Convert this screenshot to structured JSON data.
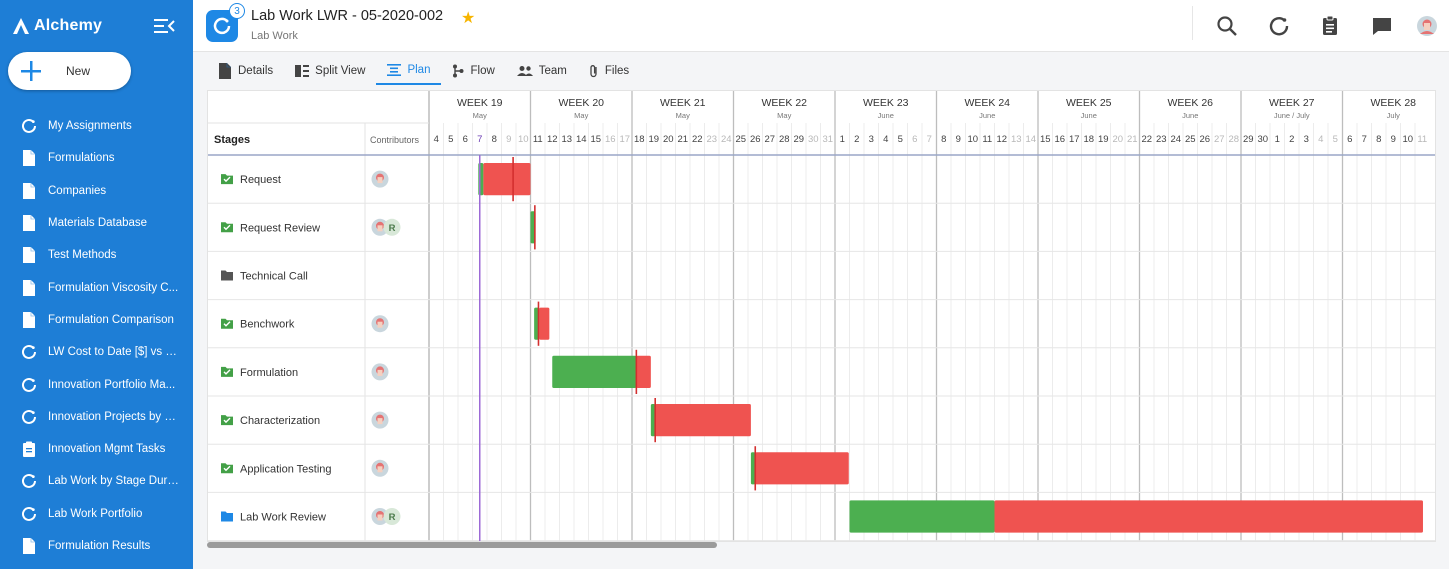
{
  "app": {
    "name": "Alchemy",
    "new_label": "New"
  },
  "nav": [
    {
      "label": "My Assignments",
      "icon": "refresh-icon"
    },
    {
      "label": "Formulations",
      "icon": "document-icon"
    },
    {
      "label": "Companies",
      "icon": "document-icon"
    },
    {
      "label": "Materials Database",
      "icon": "document-icon"
    },
    {
      "label": "Test Methods",
      "icon": "document-icon"
    },
    {
      "label": "Formulation Viscosity C...",
      "icon": "document-icon"
    },
    {
      "label": "Formulation Comparison",
      "icon": "document-icon"
    },
    {
      "label": "LW Cost to Date [$] vs E...",
      "icon": "refresh-icon"
    },
    {
      "label": "Innovation Portfolio Ma...",
      "icon": "refresh-icon"
    },
    {
      "label": "Innovation Projects by L...",
      "icon": "refresh-icon"
    },
    {
      "label": "Innovation Mgmt Tasks",
      "icon": "clipboard-icon"
    },
    {
      "label": "Lab Work by Stage Dura...",
      "icon": "refresh-icon"
    },
    {
      "label": "Lab Work Portfolio",
      "icon": "refresh-icon"
    },
    {
      "label": "Formulation Results",
      "icon": "document-icon"
    }
  ],
  "header": {
    "title": "Lab Work LWR - 05-2020-002",
    "subtitle": "Lab Work",
    "badge": "3"
  },
  "tabs": [
    {
      "label": "Details",
      "icon": "document-icon",
      "active": false
    },
    {
      "label": "Split View",
      "icon": "split-view-icon",
      "active": false
    },
    {
      "label": "Plan",
      "icon": "plan-icon",
      "active": true
    },
    {
      "label": "Flow",
      "icon": "flow-icon",
      "active": false
    },
    {
      "label": "Team",
      "icon": "team-icon",
      "active": false
    },
    {
      "label": "Files",
      "icon": "paperclip-icon",
      "active": false
    }
  ],
  "gantt": {
    "stages_header": "Stages",
    "contributors_header": "Contributors",
    "weeks": [
      {
        "label": "WEEK 19",
        "month": "May"
      },
      {
        "label": "WEEK 20",
        "month": "May"
      },
      {
        "label": "WEEK 21",
        "month": "May"
      },
      {
        "label": "WEEK 22",
        "month": "May"
      },
      {
        "label": "WEEK 23",
        "month": "June"
      },
      {
        "label": "WEEK 24",
        "month": "June"
      },
      {
        "label": "WEEK 25",
        "month": "June"
      },
      {
        "label": "WEEK 26",
        "month": "June"
      },
      {
        "label": "WEEK 27",
        "month": "June / July"
      },
      {
        "label": "WEEK 28",
        "month": "July"
      }
    ],
    "days": [
      4,
      5,
      6,
      7,
      8,
      9,
      10,
      11,
      12,
      13,
      14,
      15,
      16,
      17,
      18,
      19,
      20,
      21,
      22,
      23,
      24,
      25,
      26,
      27,
      28,
      29,
      30,
      31,
      1,
      2,
      3,
      4,
      5,
      6,
      7,
      8,
      9,
      10,
      11,
      12,
      13,
      14,
      15,
      16,
      17,
      18,
      19,
      20,
      21,
      22,
      23,
      24,
      25,
      26,
      27,
      28,
      29,
      30,
      1,
      2,
      3,
      4,
      5,
      6,
      7,
      8,
      9,
      10,
      11
    ],
    "today_index": 3,
    "colors": {
      "green": "#4caf50",
      "red": "#ef5350",
      "today": "#9c6ad6",
      "folder_green": "#43a047",
      "folder_gray": "#555555",
      "folder_blue": "#1e88e5"
    },
    "stages": [
      {
        "name": "Request",
        "folder": "green",
        "contributors": [
          "avatar"
        ],
        "green": [
          3.4,
          3.75
        ],
        "red": [
          3.75,
          7
        ],
        "marker": 5.8
      },
      {
        "name": "Request Review",
        "folder": "green",
        "contributors": [
          "avatar",
          "R"
        ],
        "green": [
          7.0,
          7.35
        ],
        "red": null,
        "marker": 7.3
      },
      {
        "name": "Technical Call",
        "folder": "gray",
        "contributors": [],
        "green": null,
        "red": null,
        "marker": null
      },
      {
        "name": "Benchwork",
        "folder": "green",
        "contributors": [
          "avatar"
        ],
        "green": [
          7.25,
          7.6
        ],
        "red": [
          7.6,
          8.3
        ],
        "marker": 7.55
      },
      {
        "name": "Formulation",
        "folder": "green",
        "contributors": [
          "avatar"
        ],
        "green": [
          8.5,
          14.3
        ],
        "red": [
          14.3,
          15.3
        ],
        "marker": 14.3
      },
      {
        "name": "Characterization",
        "folder": "green",
        "contributors": [
          "avatar"
        ],
        "green": [
          15.3,
          15.6
        ],
        "red": [
          15.6,
          22.2
        ],
        "marker": 15.6
      },
      {
        "name": "Application Testing",
        "folder": "green",
        "contributors": [
          "avatar"
        ],
        "green": [
          22.2,
          22.5
        ],
        "red": [
          22.5,
          28.95
        ],
        "marker": 22.5
      },
      {
        "name": "Lab Work Review",
        "folder": "blue",
        "contributors": [
          "avatar",
          "R"
        ],
        "green": [
          29,
          39
        ],
        "red": [
          39,
          68.55
        ],
        "marker": null
      }
    ]
  }
}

★ ★ ★ ★

» TASK TO CARRY OUT
Where a line in the entries holds the word "name", copy that line.

» OUTPUT FOR THIS TASK
    "name": "Alchemy",
        "name": "Request",
        "name": "Request Review",
        "name": "Technical Call",
        "name": "Benchwork",
        "name": "Formulation",
        "name": "Characterization",
        "name": "Application Testing",
        "name": "Lab Work Review",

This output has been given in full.